Exercise prompt: Select and copy out every line in the records containing "additional".

Stored data:
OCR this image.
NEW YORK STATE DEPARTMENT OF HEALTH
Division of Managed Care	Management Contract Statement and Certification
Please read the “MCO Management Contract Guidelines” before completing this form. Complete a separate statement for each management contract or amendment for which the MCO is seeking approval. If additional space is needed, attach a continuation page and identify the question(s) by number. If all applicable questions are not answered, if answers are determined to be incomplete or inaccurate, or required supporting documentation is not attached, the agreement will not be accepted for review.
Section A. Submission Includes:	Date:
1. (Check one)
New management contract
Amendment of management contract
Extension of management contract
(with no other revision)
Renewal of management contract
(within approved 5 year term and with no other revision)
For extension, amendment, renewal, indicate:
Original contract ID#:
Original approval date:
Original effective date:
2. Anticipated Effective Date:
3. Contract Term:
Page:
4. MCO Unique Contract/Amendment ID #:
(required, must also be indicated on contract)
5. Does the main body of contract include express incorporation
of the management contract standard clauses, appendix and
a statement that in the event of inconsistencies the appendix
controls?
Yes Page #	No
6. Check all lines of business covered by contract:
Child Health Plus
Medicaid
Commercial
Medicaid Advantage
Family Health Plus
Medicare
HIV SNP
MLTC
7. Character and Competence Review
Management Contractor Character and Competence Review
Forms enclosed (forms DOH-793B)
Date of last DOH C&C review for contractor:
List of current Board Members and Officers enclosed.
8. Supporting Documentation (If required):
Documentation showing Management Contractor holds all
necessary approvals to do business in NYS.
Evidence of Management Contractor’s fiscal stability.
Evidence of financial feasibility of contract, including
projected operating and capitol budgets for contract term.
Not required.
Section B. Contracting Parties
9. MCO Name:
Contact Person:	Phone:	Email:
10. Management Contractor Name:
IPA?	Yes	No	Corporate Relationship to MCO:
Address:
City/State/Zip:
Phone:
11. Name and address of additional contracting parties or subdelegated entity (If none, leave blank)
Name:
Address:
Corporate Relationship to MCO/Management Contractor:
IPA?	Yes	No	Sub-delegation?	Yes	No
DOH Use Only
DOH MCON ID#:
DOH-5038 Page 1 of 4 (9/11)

Written response:
Please read the “MCO Management Contract Guidelines” before completing this form. Complete a separate statement for each management contract or amendment for which the MCO is seeking approval. If additional space is needed, attach a continuation page and identify the question(s) by number. If all applicable questions are not answered, if answers are determined to be incomplete or inaccurate, or required supporting documentation is not attached, the agreement will not be accepted for review.
11. Name and address of additional contracting parties or subdelegated entity (If none, leave blank)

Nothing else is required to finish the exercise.